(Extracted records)
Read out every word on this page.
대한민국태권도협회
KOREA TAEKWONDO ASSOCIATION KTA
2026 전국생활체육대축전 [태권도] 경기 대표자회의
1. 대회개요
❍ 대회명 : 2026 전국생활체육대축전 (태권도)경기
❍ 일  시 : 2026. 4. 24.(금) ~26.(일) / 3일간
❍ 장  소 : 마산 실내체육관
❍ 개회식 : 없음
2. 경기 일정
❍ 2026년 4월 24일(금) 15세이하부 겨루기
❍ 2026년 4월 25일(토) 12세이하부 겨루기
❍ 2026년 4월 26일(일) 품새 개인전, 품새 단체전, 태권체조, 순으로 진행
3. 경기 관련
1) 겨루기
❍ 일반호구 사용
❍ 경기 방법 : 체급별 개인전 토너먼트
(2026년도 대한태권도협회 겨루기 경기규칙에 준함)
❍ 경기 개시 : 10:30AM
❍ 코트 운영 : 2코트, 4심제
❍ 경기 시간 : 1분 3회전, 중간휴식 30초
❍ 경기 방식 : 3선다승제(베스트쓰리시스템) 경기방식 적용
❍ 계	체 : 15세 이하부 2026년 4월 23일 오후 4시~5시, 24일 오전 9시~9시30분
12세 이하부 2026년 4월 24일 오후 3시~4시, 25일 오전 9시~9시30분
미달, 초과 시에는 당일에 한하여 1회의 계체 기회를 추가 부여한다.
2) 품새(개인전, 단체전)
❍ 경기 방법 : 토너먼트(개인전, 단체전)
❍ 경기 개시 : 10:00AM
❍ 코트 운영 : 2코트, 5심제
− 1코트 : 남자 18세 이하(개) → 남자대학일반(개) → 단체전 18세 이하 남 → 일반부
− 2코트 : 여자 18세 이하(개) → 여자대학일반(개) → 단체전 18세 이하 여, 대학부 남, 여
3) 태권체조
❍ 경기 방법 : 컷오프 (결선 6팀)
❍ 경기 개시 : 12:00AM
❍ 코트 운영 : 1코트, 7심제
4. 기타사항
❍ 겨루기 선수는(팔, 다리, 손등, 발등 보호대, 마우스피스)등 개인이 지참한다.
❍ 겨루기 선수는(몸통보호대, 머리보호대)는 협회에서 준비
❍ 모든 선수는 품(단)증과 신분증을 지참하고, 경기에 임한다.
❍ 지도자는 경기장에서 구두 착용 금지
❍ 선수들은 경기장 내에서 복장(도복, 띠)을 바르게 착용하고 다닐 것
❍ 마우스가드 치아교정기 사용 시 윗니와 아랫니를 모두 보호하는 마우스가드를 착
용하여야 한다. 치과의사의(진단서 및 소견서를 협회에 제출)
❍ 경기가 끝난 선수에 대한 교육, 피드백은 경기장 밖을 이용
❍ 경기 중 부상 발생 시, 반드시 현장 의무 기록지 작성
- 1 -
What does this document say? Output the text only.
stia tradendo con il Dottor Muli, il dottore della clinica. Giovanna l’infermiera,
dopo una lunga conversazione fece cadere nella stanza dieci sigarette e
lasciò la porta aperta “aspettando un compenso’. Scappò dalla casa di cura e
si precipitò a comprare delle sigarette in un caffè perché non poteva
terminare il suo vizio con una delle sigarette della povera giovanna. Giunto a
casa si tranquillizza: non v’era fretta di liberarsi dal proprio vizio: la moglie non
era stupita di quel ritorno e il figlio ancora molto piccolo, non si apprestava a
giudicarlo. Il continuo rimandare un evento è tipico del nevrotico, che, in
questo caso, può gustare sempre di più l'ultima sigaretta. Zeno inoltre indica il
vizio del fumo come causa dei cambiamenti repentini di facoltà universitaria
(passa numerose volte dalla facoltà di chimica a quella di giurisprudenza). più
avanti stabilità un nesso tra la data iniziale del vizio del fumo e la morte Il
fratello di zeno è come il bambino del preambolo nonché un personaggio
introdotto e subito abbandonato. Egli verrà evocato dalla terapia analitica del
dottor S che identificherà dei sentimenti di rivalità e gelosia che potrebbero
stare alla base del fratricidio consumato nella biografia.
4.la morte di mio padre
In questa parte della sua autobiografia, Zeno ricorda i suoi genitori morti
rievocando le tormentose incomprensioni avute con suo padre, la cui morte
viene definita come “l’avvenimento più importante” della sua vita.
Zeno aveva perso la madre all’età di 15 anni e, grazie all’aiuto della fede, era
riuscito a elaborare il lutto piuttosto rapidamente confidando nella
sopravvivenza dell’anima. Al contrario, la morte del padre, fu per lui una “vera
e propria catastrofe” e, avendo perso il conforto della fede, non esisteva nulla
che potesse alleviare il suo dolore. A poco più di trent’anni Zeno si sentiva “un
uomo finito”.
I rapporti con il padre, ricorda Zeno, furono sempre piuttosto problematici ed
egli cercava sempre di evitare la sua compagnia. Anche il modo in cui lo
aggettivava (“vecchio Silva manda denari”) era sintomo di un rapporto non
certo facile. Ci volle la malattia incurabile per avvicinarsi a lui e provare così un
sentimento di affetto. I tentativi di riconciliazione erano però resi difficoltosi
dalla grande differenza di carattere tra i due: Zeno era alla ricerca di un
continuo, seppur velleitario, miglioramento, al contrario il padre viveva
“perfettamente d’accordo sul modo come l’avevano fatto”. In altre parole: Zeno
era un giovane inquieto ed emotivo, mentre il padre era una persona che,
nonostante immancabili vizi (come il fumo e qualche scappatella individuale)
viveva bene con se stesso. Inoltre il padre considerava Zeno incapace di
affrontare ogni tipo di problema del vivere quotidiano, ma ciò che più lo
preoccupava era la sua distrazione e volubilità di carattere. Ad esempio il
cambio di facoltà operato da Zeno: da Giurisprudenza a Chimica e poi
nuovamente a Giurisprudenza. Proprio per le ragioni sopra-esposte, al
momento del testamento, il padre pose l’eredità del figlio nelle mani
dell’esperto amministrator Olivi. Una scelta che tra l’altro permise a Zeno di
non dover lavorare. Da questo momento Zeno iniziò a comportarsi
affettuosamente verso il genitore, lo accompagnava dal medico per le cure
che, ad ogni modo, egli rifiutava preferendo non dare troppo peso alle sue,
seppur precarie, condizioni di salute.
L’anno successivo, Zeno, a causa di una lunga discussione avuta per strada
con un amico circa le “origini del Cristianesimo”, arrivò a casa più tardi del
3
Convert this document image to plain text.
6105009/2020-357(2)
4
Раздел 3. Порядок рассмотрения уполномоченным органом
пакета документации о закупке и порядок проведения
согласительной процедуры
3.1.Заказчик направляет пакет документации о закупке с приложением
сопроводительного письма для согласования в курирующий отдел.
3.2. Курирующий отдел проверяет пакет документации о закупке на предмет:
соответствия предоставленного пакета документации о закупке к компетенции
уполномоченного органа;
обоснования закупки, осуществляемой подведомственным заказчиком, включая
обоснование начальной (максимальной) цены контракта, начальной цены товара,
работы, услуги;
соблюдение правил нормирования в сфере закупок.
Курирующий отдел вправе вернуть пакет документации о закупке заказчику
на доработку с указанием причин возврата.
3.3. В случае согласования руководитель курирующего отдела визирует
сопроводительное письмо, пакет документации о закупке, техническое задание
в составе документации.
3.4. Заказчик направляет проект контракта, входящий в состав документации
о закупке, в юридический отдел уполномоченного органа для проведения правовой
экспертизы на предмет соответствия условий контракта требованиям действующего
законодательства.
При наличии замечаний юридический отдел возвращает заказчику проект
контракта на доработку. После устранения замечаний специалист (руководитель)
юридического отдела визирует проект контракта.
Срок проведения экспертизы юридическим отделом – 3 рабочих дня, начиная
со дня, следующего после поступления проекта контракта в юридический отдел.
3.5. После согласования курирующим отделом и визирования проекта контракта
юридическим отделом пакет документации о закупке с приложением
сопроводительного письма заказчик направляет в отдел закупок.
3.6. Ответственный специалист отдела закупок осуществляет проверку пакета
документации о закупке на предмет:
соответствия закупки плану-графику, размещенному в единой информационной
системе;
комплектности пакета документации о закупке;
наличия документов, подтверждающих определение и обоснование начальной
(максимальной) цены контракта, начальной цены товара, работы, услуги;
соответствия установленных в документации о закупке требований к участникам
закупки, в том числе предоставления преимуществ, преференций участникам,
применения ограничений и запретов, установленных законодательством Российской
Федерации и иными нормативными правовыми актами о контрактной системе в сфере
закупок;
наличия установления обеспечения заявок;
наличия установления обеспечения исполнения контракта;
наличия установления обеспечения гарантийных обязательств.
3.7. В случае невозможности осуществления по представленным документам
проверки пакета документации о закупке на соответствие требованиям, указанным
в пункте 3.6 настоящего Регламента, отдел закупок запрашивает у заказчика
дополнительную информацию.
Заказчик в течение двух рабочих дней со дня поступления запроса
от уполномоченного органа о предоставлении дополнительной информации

Set exercise: From the listing above, pick out every line containing "начальной".

Result of this exercise:
обоснование начальной (максимальной) цены контракта, начальной цены товара,
наличия документов, подтверждающих определение и обоснование начальной
(максимальной) цены контракта, начальной цены товара, работы, услуги;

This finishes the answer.